++++ Data provided

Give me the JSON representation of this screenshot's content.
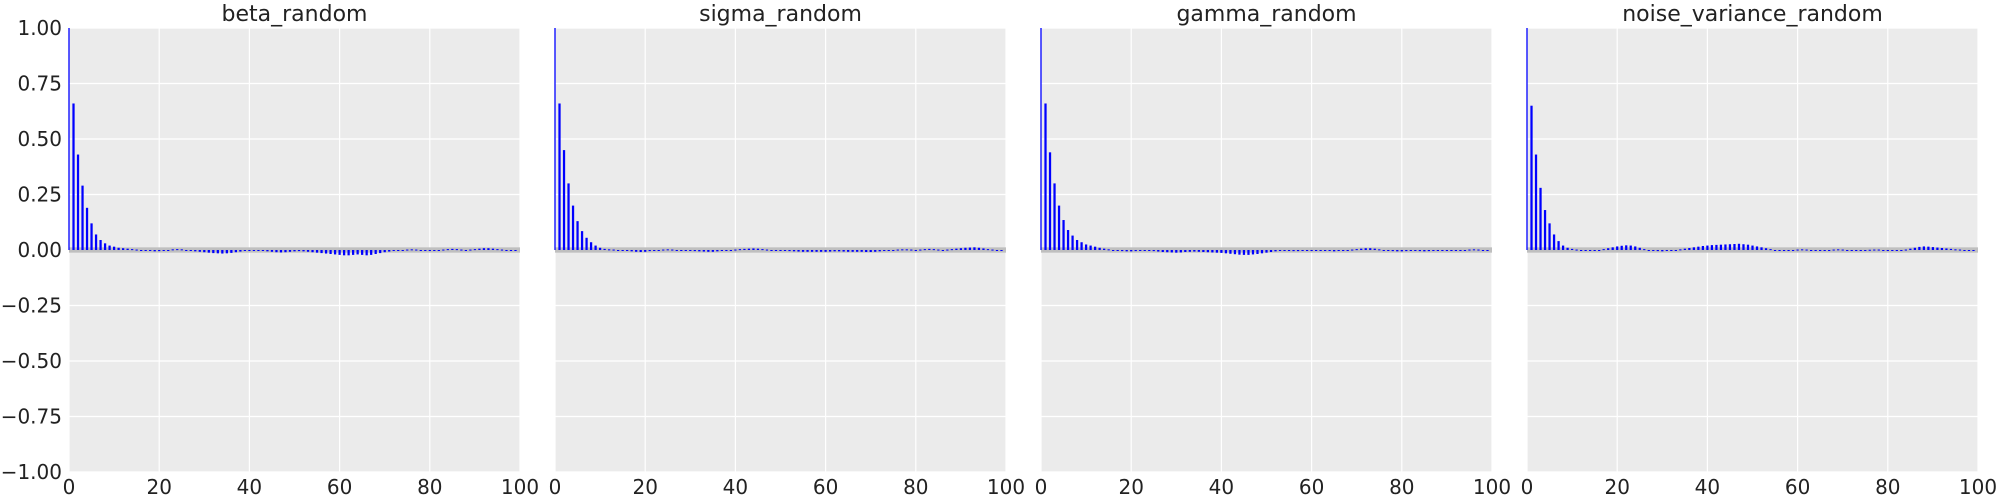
{
  "colors": {
    "background": "#ebebeb",
    "grid": "#ffffff",
    "bar": "#0000ff",
    "band": "#bfbfbf",
    "text": "#222222"
  },
  "chart_data": [
    {
      "type": "bar",
      "title": "beta_random",
      "xlim": [
        0,
        100
      ],
      "ylim": [
        -1.0,
        1.0
      ],
      "xticks": [
        "0",
        "20",
        "40",
        "60",
        "80",
        "100"
      ],
      "yticks": [
        "1.00",
        "0.75",
        "0.50",
        "0.25",
        "0.00",
        "−0.25",
        "−0.50",
        "−0.75",
        "−1.00"
      ],
      "grid": true,
      "confidence_band": 0.012,
      "lags": [
        0,
        1,
        2,
        3,
        4,
        5,
        6,
        7,
        8,
        9,
        10,
        11,
        12,
        13,
        14,
        15,
        16,
        17,
        18,
        19,
        20,
        21,
        22,
        23,
        24,
        25,
        26,
        27,
        28,
        29,
        30,
        31,
        32,
        33,
        34,
        35,
        36,
        37,
        38,
        39,
        40,
        41,
        42,
        43,
        44,
        45,
        46,
        47,
        48,
        49,
        50,
        51,
        52,
        53,
        54,
        55,
        56,
        57,
        58,
        59,
        60,
        61,
        62,
        63,
        64,
        65,
        66,
        67,
        68,
        69,
        70,
        71,
        72,
        73,
        74,
        75,
        76,
        77,
        78,
        79,
        80,
        81,
        82,
        83,
        84,
        85,
        86,
        87,
        88,
        89,
        90,
        91,
        92,
        93,
        94,
        95,
        96,
        97,
        98,
        99
      ],
      "values": [
        1.0,
        0.66,
        0.43,
        0.29,
        0.19,
        0.12,
        0.07,
        0.045,
        0.03,
        0.02,
        0.015,
        0.01,
        0.008,
        0.006,
        0.004,
        0.002,
        0.0,
        -0.002,
        -0.004,
        -0.006,
        -0.005,
        -0.003,
        0.0,
        0.003,
        0.004,
        0.003,
        0.0,
        -0.003,
        -0.006,
        -0.008,
        -0.01,
        -0.012,
        -0.014,
        -0.015,
        -0.016,
        -0.015,
        -0.013,
        -0.01,
        -0.007,
        -0.004,
        -0.002,
        0.0,
        -0.002,
        -0.004,
        -0.006,
        -0.008,
        -0.01,
        -0.011,
        -0.01,
        -0.008,
        -0.006,
        -0.005,
        -0.006,
        -0.008,
        -0.01,
        -0.012,
        -0.014,
        -0.016,
        -0.018,
        -0.02,
        -0.022,
        -0.024,
        -0.024,
        -0.022,
        -0.02,
        -0.022,
        -0.024,
        -0.022,
        -0.018,
        -0.014,
        -0.01,
        -0.007,
        -0.004,
        -0.002,
        0.0,
        0.002,
        0.003,
        0.002,
        0.0,
        -0.002,
        -0.003,
        -0.002,
        0.0,
        0.002,
        0.004,
        0.005,
        0.004,
        0.002,
        0.0,
        0.002,
        0.004,
        0.006,
        0.008,
        0.008,
        0.006,
        0.004,
        0.002,
        0.0,
        -0.002,
        -0.003
      ]
    },
    {
      "type": "bar",
      "title": "sigma_random",
      "xlim": [
        0,
        100
      ],
      "ylim": [
        -1.0,
        1.0
      ],
      "xticks": [
        "0",
        "20",
        "40",
        "60",
        "80",
        "100"
      ],
      "grid": true,
      "confidence_band": 0.012,
      "lags": [
        0,
        1,
        2,
        3,
        4,
        5,
        6,
        7,
        8,
        9,
        10,
        11,
        12,
        13,
        14,
        15,
        16,
        17,
        18,
        19,
        20,
        21,
        22,
        23,
        24,
        25,
        26,
        27,
        28,
        29,
        30,
        31,
        32,
        33,
        34,
        35,
        36,
        37,
        38,
        39,
        40,
        41,
        42,
        43,
        44,
        45,
        46,
        47,
        48,
        49,
        50,
        51,
        52,
        53,
        54,
        55,
        56,
        57,
        58,
        59,
        60,
        61,
        62,
        63,
        64,
        65,
        66,
        67,
        68,
        69,
        70,
        71,
        72,
        73,
        74,
        75,
        76,
        77,
        78,
        79,
        80,
        81,
        82,
        83,
        84,
        85,
        86,
        87,
        88,
        89,
        90,
        91,
        92,
        93,
        94,
        95,
        96,
        97,
        98,
        99
      ],
      "values": [
        1.0,
        0.66,
        0.45,
        0.3,
        0.2,
        0.13,
        0.085,
        0.055,
        0.035,
        0.02,
        0.01,
        0.005,
        0.003,
        0.002,
        0.0,
        -0.002,
        -0.004,
        -0.006,
        -0.008,
        -0.009,
        -0.008,
        -0.005,
        -0.002,
        0.0,
        0.002,
        0.003,
        0.002,
        0.0,
        -0.002,
        -0.003,
        -0.004,
        -0.005,
        -0.006,
        -0.007,
        -0.008,
        -0.008,
        -0.006,
        -0.004,
        -0.002,
        0.0,
        0.002,
        0.004,
        0.005,
        0.006,
        0.007,
        0.006,
        0.004,
        0.002,
        0.0,
        -0.002,
        -0.003,
        -0.004,
        -0.005,
        -0.006,
        -0.007,
        -0.008,
        -0.008,
        -0.008,
        -0.008,
        -0.008,
        -0.008,
        -0.007,
        -0.006,
        -0.006,
        -0.007,
        -0.008,
        -0.008,
        -0.008,
        -0.008,
        -0.009,
        -0.009,
        -0.008,
        -0.006,
        -0.004,
        -0.002,
        0.0,
        0.002,
        0.003,
        0.003,
        0.002,
        0.0,
        0.002,
        0.004,
        0.005,
        0.004,
        0.002,
        0.0,
        0.002,
        0.004,
        0.006,
        0.008,
        0.01,
        0.011,
        0.012,
        0.01,
        0.007,
        0.004,
        0.002,
        0.0,
        -0.001
      ]
    },
    {
      "type": "bar",
      "title": "gamma_random",
      "xlim": [
        0,
        100
      ],
      "ylim": [
        -1.0,
        1.0
      ],
      "xticks": [
        "0",
        "20",
        "40",
        "60",
        "80",
        "100"
      ],
      "grid": true,
      "confidence_band": 0.012,
      "lags": [
        0,
        1,
        2,
        3,
        4,
        5,
        6,
        7,
        8,
        9,
        10,
        11,
        12,
        13,
        14,
        15,
        16,
        17,
        18,
        19,
        20,
        21,
        22,
        23,
        24,
        25,
        26,
        27,
        28,
        29,
        30,
        31,
        32,
        33,
        34,
        35,
        36,
        37,
        38,
        39,
        40,
        41,
        42,
        43,
        44,
        45,
        46,
        47,
        48,
        49,
        50,
        51,
        52,
        53,
        54,
        55,
        56,
        57,
        58,
        59,
        60,
        61,
        62,
        63,
        64,
        65,
        66,
        67,
        68,
        69,
        70,
        71,
        72,
        73,
        74,
        75,
        76,
        77,
        78,
        79,
        80,
        81,
        82,
        83,
        84,
        85,
        86,
        87,
        88,
        89,
        90,
        91,
        92,
        93,
        94,
        95,
        96,
        97,
        98,
        99
      ],
      "values": [
        1.0,
        0.66,
        0.44,
        0.3,
        0.2,
        0.135,
        0.09,
        0.065,
        0.045,
        0.035,
        0.025,
        0.02,
        0.015,
        0.01,
        0.006,
        0.003,
        0.0,
        -0.003,
        -0.005,
        -0.006,
        -0.006,
        -0.005,
        -0.004,
        -0.003,
        -0.004,
        -0.005,
        -0.007,
        -0.009,
        -0.01,
        -0.011,
        -0.012,
        -0.011,
        -0.009,
        -0.008,
        -0.007,
        -0.008,
        -0.009,
        -0.01,
        -0.011,
        -0.012,
        -0.013,
        -0.015,
        -0.017,
        -0.019,
        -0.021,
        -0.022,
        -0.022,
        -0.02,
        -0.018,
        -0.015,
        -0.012,
        -0.009,
        -0.006,
        -0.004,
        -0.003,
        -0.004,
        -0.005,
        -0.005,
        -0.004,
        -0.003,
        -0.002,
        -0.001,
        0.0,
        -0.002,
        -0.004,
        -0.006,
        -0.004,
        -0.002,
        0.0,
        0.002,
        0.004,
        0.006,
        0.008,
        0.008,
        0.006,
        0.003,
        0.0,
        -0.003,
        -0.005,
        -0.006,
        -0.006,
        -0.005,
        -0.004,
        -0.004,
        -0.005,
        -0.006,
        -0.005,
        -0.003,
        -0.001,
        0.0,
        -0.001,
        -0.002,
        -0.003,
        -0.002,
        0.0,
        0.002,
        0.003,
        0.002,
        0.0,
        0.0
      ]
    },
    {
      "type": "bar",
      "title": "noise_variance_random",
      "xlim": [
        0,
        100
      ],
      "ylim": [
        -1.0,
        1.0
      ],
      "xticks": [
        "0",
        "20",
        "40",
        "60",
        "80",
        "100"
      ],
      "grid": true,
      "confidence_band": 0.012,
      "lags": [
        0,
        1,
        2,
        3,
        4,
        5,
        6,
        7,
        8,
        9,
        10,
        11,
        12,
        13,
        14,
        15,
        16,
        17,
        18,
        19,
        20,
        21,
        22,
        23,
        24,
        25,
        26,
        27,
        28,
        29,
        30,
        31,
        32,
        33,
        34,
        35,
        36,
        37,
        38,
        39,
        40,
        41,
        42,
        43,
        44,
        45,
        46,
        47,
        48,
        49,
        50,
        51,
        52,
        53,
        54,
        55,
        56,
        57,
        58,
        59,
        60,
        61,
        62,
        63,
        64,
        65,
        66,
        67,
        68,
        69,
        70,
        71,
        72,
        73,
        74,
        75,
        76,
        77,
        78,
        79,
        80,
        81,
        82,
        83,
        84,
        85,
        86,
        87,
        88,
        89,
        90,
        91,
        92,
        93,
        94,
        95,
        96,
        97,
        98,
        99
      ],
      "values": [
        1.0,
        0.65,
        0.43,
        0.28,
        0.18,
        0.12,
        0.07,
        0.04,
        0.02,
        0.01,
        0.005,
        0.002,
        0.0,
        -0.002,
        -0.003,
        -0.002,
        0.0,
        0.004,
        0.008,
        0.012,
        0.016,
        0.019,
        0.021,
        0.02,
        0.016,
        0.01,
        0.004,
        0.0,
        -0.003,
        -0.005,
        -0.006,
        -0.004,
        -0.002,
        0.0,
        0.003,
        0.006,
        0.009,
        0.012,
        0.015,
        0.018,
        0.02,
        0.022,
        0.023,
        0.024,
        0.025,
        0.026,
        0.027,
        0.028,
        0.026,
        0.024,
        0.02,
        0.016,
        0.012,
        0.008,
        0.004,
        0.0,
        -0.002,
        -0.003,
        -0.002,
        0.0,
        0.002,
        0.003,
        0.002,
        0.0,
        -0.002,
        -0.003,
        -0.002,
        0.0,
        0.002,
        0.003,
        0.002,
        0.0,
        -0.002,
        -0.003,
        -0.002,
        0.0,
        0.001,
        0.002,
        0.002,
        0.0,
        -0.002,
        -0.004,
        -0.003,
        -0.001,
        0.002,
        0.006,
        0.01,
        0.014,
        0.016,
        0.015,
        0.013,
        0.011,
        0.009,
        0.007,
        0.005,
        0.003,
        0.002,
        0.0,
        -0.002,
        -0.003
      ]
    }
  ]
}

++++++++

- **Your goal**
Lines that hold "title" are the ones to copy; find all of them.

- **Completed exercise**
      "title": "beta_random",
      "title": "sigma_random",
      "title": "gamma_random",
      "title": "noise_variance_random",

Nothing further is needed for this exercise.